Your objective
In the material below, find all lines with the string "projects" and copy them.

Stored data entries
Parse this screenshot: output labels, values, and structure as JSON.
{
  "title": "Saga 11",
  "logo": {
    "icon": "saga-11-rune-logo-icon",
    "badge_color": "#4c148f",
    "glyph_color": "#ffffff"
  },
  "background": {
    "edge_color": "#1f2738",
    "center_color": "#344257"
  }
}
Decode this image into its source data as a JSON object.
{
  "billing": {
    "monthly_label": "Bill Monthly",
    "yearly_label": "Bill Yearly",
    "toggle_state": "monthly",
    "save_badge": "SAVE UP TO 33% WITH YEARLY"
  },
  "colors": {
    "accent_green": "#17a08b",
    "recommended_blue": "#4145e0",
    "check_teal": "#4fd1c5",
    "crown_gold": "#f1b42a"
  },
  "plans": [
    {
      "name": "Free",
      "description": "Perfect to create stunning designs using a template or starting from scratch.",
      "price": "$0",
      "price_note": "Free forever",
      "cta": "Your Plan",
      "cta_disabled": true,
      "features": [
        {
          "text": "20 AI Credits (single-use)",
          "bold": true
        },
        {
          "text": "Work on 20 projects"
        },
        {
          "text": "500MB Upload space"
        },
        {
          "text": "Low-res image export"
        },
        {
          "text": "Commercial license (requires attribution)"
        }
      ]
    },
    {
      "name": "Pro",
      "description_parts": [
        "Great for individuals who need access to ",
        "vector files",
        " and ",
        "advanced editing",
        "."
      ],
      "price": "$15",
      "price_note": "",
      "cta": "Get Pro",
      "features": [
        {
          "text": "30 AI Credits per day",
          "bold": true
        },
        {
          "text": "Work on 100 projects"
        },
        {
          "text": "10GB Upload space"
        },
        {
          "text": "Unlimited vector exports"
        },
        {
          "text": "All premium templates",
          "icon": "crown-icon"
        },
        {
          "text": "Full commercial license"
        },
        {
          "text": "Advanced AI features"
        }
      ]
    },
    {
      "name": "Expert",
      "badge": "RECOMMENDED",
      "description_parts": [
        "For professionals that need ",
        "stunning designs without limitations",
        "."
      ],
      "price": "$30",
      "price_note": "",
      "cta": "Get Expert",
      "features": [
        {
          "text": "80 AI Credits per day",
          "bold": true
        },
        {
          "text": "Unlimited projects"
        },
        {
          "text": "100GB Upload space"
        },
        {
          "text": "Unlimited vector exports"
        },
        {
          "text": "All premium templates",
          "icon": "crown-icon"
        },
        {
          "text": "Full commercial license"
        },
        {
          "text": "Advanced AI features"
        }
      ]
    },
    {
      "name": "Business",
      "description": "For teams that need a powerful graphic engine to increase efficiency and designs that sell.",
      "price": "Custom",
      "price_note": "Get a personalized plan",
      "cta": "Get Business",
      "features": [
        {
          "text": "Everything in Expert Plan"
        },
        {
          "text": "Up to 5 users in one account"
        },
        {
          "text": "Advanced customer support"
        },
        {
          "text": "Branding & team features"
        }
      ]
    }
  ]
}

Answer to the exercise
          "text": "Work on 20 projects"
          "text": "Work on 100 projects"
          "text": "Unlimited projects"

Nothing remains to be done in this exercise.